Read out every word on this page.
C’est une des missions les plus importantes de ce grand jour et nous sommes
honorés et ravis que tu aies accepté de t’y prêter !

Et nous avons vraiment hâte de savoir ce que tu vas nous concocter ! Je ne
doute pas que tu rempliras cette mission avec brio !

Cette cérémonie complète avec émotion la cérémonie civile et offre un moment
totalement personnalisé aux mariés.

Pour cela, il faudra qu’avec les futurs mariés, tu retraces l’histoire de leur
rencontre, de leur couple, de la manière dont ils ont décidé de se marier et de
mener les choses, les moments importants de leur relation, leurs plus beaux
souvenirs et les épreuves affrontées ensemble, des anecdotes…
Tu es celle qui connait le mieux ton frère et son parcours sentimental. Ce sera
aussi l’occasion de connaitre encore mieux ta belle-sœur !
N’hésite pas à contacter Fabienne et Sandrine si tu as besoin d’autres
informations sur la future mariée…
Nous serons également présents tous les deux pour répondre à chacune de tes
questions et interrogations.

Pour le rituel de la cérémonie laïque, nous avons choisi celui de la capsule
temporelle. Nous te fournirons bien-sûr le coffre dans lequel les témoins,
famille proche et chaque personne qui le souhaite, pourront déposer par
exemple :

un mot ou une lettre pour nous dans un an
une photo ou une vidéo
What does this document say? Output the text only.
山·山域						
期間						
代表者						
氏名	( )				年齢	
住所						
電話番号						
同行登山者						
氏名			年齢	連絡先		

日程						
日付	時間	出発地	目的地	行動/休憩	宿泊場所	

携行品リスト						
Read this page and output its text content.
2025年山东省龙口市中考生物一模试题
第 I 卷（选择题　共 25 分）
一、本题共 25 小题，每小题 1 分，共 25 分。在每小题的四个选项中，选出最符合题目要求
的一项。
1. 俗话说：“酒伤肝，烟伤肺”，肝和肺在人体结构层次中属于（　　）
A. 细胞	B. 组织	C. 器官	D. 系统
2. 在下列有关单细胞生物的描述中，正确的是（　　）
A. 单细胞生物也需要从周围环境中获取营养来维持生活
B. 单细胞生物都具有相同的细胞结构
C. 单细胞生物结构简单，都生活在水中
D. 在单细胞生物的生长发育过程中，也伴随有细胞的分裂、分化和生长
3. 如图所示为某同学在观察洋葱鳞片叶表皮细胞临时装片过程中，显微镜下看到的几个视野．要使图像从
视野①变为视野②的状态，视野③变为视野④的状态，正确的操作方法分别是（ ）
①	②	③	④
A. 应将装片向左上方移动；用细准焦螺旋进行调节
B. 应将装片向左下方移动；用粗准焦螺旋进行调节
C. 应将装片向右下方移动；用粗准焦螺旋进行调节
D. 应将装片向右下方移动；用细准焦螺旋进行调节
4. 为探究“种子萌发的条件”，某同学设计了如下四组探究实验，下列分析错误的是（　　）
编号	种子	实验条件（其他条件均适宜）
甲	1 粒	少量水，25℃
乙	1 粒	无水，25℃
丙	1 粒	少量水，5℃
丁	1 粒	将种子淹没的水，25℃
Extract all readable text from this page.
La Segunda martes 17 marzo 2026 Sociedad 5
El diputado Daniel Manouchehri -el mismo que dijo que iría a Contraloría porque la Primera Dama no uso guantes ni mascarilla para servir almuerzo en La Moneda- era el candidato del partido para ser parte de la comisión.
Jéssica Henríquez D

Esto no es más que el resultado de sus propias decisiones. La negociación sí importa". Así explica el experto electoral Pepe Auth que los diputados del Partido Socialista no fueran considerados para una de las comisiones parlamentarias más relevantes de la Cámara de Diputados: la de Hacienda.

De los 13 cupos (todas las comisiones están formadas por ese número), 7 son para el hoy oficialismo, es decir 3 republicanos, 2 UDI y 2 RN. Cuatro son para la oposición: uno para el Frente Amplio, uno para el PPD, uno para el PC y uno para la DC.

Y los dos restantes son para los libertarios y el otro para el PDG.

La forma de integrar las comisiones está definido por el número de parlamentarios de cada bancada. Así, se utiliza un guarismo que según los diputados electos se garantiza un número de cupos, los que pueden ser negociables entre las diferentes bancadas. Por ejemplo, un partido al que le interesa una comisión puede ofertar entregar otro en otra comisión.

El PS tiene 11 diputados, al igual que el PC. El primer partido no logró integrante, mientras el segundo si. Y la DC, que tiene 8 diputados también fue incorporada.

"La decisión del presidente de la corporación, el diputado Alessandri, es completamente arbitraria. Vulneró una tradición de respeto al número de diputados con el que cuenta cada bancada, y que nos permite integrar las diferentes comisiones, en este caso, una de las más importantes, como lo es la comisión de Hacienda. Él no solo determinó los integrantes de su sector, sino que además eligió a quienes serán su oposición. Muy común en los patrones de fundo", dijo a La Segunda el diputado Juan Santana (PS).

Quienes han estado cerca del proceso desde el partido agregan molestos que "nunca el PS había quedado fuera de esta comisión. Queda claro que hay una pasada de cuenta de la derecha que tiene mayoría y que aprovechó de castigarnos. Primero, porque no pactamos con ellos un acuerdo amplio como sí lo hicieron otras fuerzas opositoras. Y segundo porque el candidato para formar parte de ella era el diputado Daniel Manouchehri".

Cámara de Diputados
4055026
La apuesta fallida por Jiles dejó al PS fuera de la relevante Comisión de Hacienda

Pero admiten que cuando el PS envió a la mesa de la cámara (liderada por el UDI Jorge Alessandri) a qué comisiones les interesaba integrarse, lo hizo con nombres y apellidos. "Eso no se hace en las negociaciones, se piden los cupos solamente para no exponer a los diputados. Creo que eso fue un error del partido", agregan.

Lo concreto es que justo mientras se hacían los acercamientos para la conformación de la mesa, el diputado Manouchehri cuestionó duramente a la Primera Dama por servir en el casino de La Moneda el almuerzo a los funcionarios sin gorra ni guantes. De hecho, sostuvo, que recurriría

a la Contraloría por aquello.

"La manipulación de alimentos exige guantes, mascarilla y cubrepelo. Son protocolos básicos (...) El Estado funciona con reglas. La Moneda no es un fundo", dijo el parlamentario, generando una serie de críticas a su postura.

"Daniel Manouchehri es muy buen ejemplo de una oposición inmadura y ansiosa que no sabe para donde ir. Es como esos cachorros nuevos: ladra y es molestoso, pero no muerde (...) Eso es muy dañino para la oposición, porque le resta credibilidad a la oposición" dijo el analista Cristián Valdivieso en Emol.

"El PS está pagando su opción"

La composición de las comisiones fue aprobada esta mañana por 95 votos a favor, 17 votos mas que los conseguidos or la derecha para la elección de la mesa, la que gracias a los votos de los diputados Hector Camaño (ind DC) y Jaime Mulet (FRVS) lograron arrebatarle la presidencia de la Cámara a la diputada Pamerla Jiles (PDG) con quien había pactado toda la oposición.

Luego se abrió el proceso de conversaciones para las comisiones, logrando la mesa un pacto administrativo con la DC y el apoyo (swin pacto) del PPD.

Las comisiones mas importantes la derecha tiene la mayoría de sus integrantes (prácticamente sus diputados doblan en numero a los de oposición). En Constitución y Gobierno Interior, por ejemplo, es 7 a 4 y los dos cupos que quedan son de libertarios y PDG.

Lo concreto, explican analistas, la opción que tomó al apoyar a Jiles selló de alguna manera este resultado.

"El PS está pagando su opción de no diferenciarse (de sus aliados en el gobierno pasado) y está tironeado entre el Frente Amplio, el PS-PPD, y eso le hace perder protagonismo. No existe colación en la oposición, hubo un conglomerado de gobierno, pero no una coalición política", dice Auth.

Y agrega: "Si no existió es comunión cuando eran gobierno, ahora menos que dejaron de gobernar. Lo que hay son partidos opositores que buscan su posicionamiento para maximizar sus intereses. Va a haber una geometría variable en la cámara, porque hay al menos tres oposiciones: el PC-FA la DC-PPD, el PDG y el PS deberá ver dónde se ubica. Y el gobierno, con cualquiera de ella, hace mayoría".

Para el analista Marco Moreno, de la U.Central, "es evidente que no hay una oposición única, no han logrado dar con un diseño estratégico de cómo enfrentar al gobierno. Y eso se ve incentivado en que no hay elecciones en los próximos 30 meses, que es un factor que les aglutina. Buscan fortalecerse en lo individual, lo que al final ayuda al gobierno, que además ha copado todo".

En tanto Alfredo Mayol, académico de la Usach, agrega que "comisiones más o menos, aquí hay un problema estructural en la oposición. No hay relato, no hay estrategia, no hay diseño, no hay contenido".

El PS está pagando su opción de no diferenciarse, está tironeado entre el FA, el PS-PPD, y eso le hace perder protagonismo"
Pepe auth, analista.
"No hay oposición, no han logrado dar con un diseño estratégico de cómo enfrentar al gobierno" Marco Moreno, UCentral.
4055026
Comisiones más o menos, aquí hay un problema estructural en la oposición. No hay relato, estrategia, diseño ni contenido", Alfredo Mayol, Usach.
━━━━━━━━━━━━━━━━━━━━
Required work: Find the string "dijo" in the entries above and return each line that holds it.

Output of the task:
El diputado Daniel Manouchehri -el mismo que dijo que iría a Contraloría porque la Primera Dama no uso guantes ni mascarilla para servir almuerzo en La Moneda- era el candidato del partido para ser parte de la comisión.
"La decisión del presidente de la corporación, el diputado Alessandri, es completamente arbitraria. Vulneró una tradición de respeto al número de diputados con el que cuenta cada bancada, y que nos permite integrar las diferentes comisiones, en este caso, una de las más importantes, como lo es la comisión de Hacienda. Él no solo determinó los integrantes de su sector, sino que además eligió a quienes serán su oposición. Muy común en los patrones de fundo", dijo a La Segunda el diputado Juan Santana (PS).
"La manipulación de alimentos exige guantes, mascarilla y cubrepelo. Son protocolos básicos (...) El Estado funciona con reglas. La Moneda no es un fundo", dijo el parlamentario, generando una serie de críticas a su postura.
"Daniel Manouchehri es muy buen ejemplo de una oposición inmadura y ansiosa que no sabe para donde ir. Es como esos cachorros nuevos: ladra y es molestoso, pero no muerde (...) Eso es muy dañino para la oposición, porque le resta credibilidad a la oposición" dijo el analista Cristián Valdivieso en Emol.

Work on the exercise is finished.